■ WHAT THE EXERCISE ASKS ■
Repeat the lines of the listing below exactly, starting at the line that contains "Convert this document image to plain text." and running through the last line, both included, and only those.
---------- DATA LISTING ----------
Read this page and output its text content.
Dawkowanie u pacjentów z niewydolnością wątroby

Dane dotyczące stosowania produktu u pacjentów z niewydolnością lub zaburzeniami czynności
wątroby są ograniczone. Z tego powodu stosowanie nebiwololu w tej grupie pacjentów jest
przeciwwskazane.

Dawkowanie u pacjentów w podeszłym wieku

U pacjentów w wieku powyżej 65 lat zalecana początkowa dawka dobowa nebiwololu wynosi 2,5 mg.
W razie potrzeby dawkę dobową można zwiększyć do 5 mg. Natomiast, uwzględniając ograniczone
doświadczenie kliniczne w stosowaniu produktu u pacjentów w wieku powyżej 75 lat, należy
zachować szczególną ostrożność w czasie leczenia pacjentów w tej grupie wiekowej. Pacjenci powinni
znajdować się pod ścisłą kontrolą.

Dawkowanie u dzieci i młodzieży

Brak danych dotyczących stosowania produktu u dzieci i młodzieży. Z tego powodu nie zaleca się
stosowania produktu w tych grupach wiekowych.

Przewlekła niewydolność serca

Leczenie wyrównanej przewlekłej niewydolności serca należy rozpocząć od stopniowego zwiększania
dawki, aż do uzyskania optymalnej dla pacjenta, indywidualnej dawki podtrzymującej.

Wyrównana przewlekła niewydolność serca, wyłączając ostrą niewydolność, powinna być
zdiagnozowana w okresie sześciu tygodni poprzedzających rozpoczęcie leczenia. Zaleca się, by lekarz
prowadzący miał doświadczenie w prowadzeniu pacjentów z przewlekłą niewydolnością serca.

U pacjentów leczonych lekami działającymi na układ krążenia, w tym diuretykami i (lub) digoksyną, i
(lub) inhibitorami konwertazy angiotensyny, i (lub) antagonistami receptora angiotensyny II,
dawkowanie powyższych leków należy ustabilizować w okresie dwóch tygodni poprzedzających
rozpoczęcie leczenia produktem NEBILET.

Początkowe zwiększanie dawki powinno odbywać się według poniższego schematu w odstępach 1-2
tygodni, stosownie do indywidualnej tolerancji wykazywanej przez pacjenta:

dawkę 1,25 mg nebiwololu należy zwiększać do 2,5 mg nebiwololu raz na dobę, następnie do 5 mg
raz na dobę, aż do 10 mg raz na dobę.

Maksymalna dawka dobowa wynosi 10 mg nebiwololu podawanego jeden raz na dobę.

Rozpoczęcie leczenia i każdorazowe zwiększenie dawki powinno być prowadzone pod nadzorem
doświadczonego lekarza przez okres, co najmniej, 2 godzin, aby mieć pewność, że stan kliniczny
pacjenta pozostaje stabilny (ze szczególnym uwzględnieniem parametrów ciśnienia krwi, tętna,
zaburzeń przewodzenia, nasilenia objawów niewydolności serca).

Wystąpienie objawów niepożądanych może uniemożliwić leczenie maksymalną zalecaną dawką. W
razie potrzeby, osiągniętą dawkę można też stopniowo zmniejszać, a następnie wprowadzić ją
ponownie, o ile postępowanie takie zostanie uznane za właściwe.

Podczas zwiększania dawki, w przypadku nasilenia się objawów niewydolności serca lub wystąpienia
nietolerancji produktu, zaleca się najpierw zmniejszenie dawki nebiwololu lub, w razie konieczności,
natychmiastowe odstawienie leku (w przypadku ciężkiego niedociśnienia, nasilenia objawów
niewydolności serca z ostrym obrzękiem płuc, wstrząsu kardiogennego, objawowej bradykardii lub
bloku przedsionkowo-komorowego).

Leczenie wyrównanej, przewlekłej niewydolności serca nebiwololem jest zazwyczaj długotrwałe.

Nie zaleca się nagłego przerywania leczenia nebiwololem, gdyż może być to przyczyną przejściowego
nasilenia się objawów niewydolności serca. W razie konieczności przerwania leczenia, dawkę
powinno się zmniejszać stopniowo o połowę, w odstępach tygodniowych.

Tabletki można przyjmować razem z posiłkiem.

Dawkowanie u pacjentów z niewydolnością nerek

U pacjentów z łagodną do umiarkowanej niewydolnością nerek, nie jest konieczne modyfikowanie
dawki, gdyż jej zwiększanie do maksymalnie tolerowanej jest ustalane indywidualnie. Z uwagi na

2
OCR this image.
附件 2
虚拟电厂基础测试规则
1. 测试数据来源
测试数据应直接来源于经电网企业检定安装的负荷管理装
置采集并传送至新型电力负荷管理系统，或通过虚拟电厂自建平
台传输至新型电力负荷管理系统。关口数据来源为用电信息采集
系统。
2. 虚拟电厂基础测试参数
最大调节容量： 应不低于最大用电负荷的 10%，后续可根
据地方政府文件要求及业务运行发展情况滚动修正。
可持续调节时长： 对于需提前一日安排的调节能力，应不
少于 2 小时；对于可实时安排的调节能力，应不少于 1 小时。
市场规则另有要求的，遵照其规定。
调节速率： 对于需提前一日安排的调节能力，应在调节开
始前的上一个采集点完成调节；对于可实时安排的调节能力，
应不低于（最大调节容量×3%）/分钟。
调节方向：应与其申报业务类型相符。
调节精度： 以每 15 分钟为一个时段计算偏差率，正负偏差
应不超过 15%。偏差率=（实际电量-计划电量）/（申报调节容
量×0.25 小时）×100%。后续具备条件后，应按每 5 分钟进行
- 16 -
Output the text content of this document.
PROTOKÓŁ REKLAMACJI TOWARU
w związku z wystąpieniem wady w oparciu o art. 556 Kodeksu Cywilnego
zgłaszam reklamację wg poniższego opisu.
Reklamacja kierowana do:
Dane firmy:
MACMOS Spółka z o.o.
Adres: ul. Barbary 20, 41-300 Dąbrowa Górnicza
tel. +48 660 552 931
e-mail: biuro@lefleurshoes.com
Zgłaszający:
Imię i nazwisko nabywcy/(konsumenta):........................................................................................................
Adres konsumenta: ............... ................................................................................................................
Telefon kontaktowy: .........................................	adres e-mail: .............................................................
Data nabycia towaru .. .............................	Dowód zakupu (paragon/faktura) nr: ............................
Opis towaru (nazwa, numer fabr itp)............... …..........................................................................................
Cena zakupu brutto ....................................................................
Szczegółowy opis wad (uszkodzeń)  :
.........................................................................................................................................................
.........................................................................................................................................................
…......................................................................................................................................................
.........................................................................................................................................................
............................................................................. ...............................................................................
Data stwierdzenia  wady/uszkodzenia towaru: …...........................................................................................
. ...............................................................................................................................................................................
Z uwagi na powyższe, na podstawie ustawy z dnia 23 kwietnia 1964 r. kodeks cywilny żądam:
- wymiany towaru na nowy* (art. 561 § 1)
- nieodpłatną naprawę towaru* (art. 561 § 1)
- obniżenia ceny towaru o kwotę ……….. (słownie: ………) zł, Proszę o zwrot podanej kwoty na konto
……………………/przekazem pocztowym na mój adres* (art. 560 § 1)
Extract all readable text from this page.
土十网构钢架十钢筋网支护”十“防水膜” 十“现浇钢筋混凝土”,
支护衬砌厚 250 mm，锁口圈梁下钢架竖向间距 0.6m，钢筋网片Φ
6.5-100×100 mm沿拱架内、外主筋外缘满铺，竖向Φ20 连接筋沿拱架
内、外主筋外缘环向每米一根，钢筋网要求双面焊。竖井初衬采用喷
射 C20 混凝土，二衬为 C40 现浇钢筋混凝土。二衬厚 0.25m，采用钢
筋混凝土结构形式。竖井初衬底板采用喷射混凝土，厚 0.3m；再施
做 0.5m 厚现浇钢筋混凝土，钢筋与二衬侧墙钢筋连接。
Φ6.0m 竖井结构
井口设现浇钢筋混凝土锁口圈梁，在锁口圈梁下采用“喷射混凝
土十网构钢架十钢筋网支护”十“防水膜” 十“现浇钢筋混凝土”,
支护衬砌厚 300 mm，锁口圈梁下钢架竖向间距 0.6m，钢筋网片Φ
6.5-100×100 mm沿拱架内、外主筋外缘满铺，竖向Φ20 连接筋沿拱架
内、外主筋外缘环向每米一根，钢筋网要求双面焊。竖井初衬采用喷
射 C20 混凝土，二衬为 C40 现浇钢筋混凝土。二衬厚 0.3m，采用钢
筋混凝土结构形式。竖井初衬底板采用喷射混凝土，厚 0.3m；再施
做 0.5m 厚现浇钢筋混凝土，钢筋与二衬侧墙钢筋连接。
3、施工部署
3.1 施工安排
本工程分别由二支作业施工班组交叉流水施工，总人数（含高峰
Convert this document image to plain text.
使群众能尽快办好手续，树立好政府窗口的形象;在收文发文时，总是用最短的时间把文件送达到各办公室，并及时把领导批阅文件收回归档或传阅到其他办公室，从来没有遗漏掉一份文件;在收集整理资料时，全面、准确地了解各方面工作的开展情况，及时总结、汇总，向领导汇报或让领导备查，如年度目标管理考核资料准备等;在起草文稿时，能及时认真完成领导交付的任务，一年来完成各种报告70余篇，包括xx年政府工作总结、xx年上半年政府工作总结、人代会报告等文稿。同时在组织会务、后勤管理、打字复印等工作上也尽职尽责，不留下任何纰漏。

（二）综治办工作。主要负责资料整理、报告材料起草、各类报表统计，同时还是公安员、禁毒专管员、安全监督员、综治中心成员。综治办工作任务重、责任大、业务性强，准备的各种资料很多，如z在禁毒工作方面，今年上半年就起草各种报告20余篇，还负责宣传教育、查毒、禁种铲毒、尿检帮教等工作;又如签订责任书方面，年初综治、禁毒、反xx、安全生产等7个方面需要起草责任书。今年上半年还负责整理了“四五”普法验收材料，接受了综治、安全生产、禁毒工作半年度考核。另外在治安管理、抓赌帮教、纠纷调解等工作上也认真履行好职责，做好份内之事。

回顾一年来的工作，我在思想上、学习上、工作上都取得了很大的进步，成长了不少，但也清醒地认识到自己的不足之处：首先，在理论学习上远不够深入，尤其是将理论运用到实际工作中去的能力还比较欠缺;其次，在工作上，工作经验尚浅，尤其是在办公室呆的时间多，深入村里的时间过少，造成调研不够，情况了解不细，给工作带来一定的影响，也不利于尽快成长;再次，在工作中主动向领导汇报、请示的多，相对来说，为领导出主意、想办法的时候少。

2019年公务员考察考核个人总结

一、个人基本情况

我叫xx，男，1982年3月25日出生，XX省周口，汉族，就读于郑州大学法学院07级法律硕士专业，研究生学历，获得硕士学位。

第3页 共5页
----------
■ OUTPUT BELOW ■
Convert this document image to plain text.
使群众能尽快办好手续，树立好政府窗口的形象;在收文发文时，总是用最短的时间把文件送达到各办公室，并及时把领导批阅文件收回归档或传阅到其他办公室，从来没有遗漏掉一份文件;在收集整理资料时，全面、准确地了解各方面工作的开展情况，及时总结、汇总，向领导汇报或让领导备查，如年度目标管理考核资料准备等;在起草文稿时，能及时认真完成领导交付的任务，一年来完成各种报告70余篇，包括xx年政府工作总结、xx年上半年政府工作总结、人代会报告等文稿。同时在组织会务、后勤管理、打字复印等工作上也尽职尽责，不留下任何纰漏。

（二）综治办工作。主要负责资料整理、报告材料起草、各类报表统计，同时还是公安员、禁毒专管员、安全监督员、综治中心成员。综治办工作任务重、责任大、业务性强，准备的各种资料很多，如z在禁毒工作方面，今年上半年就起草各种报告20余篇，还负责宣传教育、查毒、禁种铲毒、尿检帮教等工作;又如签订责任书方面，年初综治、禁毒、反xx、安全生产等7个方面需要起草责任书。今年上半年还负责整理了“四五”普法验收材料，接受了综治、安全生产、禁毒工作半年度考核。另外在治安管理、抓赌帮教、纠纷调解等工作上也认真履行好职责，做好份内之事。

回顾一年来的工作，我在思想上、学习上、工作上都取得了很大的进步，成长了不少，但也清醒地认识到自己的不足之处：首先，在理论学习上远不够深入，尤其是将理论运用到实际工作中去的能力还比较欠缺;其次，在工作上，工作经验尚浅，尤其是在办公室呆的时间多，深入村里的时间过少，造成调研不够，情况了解不细，给工作带来一定的影响，也不利于尽快成长;再次，在工作中主动向领导汇报、请示的多，相对来说，为领导出主意、想办法的时候少。

2019年公务员考察考核个人总结

一、个人基本情况

我叫xx，男，1982年3月25日出生，XX省周口，汉族，就读于郑州大学法学院07级法律硕士专业，研究生学历，获得硕士学位。

第3页 共5页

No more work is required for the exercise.